▸ TASK DESCRIPTION
Omit all images. Write out the rest of the material exactly.

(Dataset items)
+--
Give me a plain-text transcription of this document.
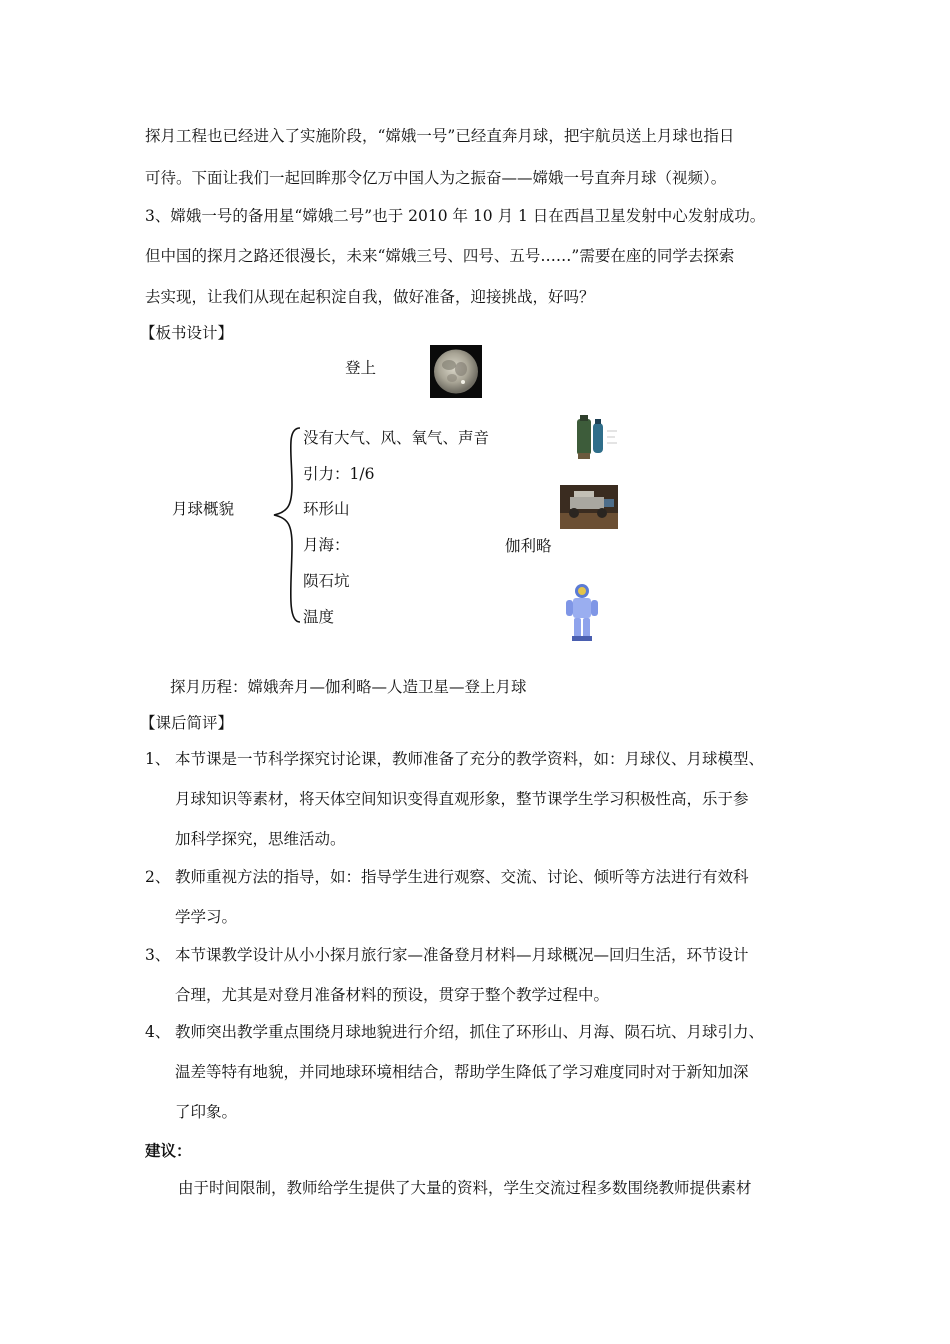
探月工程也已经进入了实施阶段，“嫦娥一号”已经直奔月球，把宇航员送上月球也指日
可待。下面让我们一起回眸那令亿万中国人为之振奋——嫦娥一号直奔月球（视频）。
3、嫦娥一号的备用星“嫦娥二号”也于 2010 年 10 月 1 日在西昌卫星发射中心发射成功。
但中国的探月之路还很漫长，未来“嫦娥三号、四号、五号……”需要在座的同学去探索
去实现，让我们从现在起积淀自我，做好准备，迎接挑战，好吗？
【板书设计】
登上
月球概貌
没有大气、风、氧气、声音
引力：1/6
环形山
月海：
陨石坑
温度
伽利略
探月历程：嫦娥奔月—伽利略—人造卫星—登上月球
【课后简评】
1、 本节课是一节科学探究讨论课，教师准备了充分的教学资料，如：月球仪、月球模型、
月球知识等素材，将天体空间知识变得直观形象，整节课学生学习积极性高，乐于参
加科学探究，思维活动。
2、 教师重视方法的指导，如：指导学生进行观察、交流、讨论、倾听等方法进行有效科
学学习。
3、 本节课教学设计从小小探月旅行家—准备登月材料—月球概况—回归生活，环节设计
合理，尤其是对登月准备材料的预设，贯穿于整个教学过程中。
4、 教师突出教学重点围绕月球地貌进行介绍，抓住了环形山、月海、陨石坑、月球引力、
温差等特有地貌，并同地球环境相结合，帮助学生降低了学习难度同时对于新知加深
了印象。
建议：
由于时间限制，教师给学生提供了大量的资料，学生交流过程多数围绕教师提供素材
+--
▸ CORRECT RESPONSE
Give me a plain-text transcription of this document.
探月工程也已经进入了实施阶段，“嫦娥一号”已经直奔月球，把宇航员送上月球也指日
可待。下面让我们一起回眸那令亿万中国人为之振奋——嫦娥一号直奔月球（视频）。
3、嫦娥一号的备用星“嫦娥二号”也于 2010 年 10 月 1 日在西昌卫星发射中心发射成功。
但中国的探月之路还很漫长，未来“嫦娥三号、四号、五号……”需要在座的同学去探索
去实现，让我们从现在起积淀自我，做好准备，迎接挑战，好吗？
【板书设计】
登上
月球概貌
没有大气、风、氧气、声音
引力：1/6
环形山
月海：
陨石坑
温度
伽利略
探月历程：嫦娥奔月—伽利略—人造卫星—登上月球
【课后简评】
1、 本节课是一节科学探究讨论课，教师准备了充分的教学资料，如：月球仪、月球模型、
月球知识等素材，将天体空间知识变得直观形象，整节课学生学习积极性高，乐于参
加科学探究，思维活动。
2、 教师重视方法的指导，如：指导学生进行观察、交流、讨论、倾听等方法进行有效科
学学习。
3、 本节课教学设计从小小探月旅行家—准备登月材料—月球概况—回归生活，环节设计
合理，尤其是对登月准备材料的预设，贯穿于整个教学过程中。
4、 教师突出教学重点围绕月球地貌进行介绍，抓住了环形山、月海、陨石坑、月球引力、
温差等特有地貌，并同地球环境相结合，帮助学生降低了学习难度同时对于新知加深
了印象。
建议：
由于时间限制，教师给学生提供了大量的资料，学生交流过程多数围绕教师提供素材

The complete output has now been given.